What you will do
Retype the records that come next, word for word.

— Start of Task material —

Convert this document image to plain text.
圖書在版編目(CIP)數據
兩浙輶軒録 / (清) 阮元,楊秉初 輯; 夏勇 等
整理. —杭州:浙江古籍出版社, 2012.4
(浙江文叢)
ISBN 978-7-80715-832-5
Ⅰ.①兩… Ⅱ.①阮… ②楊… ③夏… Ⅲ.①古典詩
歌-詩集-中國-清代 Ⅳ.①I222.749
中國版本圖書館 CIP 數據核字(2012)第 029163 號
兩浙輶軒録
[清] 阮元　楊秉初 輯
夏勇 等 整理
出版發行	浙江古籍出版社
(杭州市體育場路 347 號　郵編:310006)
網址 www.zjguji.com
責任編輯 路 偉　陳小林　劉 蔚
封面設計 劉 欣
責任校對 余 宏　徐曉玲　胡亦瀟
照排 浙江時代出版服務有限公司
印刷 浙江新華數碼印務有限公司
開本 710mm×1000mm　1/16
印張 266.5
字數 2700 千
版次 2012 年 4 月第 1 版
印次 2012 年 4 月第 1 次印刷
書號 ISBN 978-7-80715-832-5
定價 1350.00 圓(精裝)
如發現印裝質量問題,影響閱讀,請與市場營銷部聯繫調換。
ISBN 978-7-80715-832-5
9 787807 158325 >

— End of Task material —

Correct response
Convert this document image to plain text.
圖書在版編目(CIP)數據
兩浙輶軒録 / (清) 阮元,楊秉初 輯; 夏勇 等
整理. —杭州:浙江古籍出版社, 2012.4
(浙江文叢)
ISBN 978-7-80715-832-5
Ⅰ.①兩… Ⅱ.①阮… ②楊… ③夏… Ⅲ.①古典詩
歌-詩集-中國-清代 Ⅳ.①I222.749
中國版本圖書館 CIP 數據核字(2012)第 029163 號
兩浙輶軒録
[清] 阮元　楊秉初 輯
夏勇 等 整理
出版發行	浙江古籍出版社
(杭州市體育場路 347 號　郵編:310006)
網址 www.zjguji.com
責任編輯 路 偉　陳小林　劉 蔚
封面設計 劉 欣
責任校對 余 宏　徐曉玲　胡亦瀟
照排 浙江時代出版服務有限公司
印刷 浙江新華數碼印務有限公司
開本 710mm×1000mm　1/16
印張 266.5
字數 2700 千
版次 2012 年 4 月第 1 版
印次 2012 年 4 月第 1 次印刷
書號 ISBN 978-7-80715-832-5
定價 1350.00 圓(精裝)
如發現印裝質量問題,影響閱讀,請與市場營銷部聯繫調換。
ISBN 978-7-80715-832-5
9 787807 158325 >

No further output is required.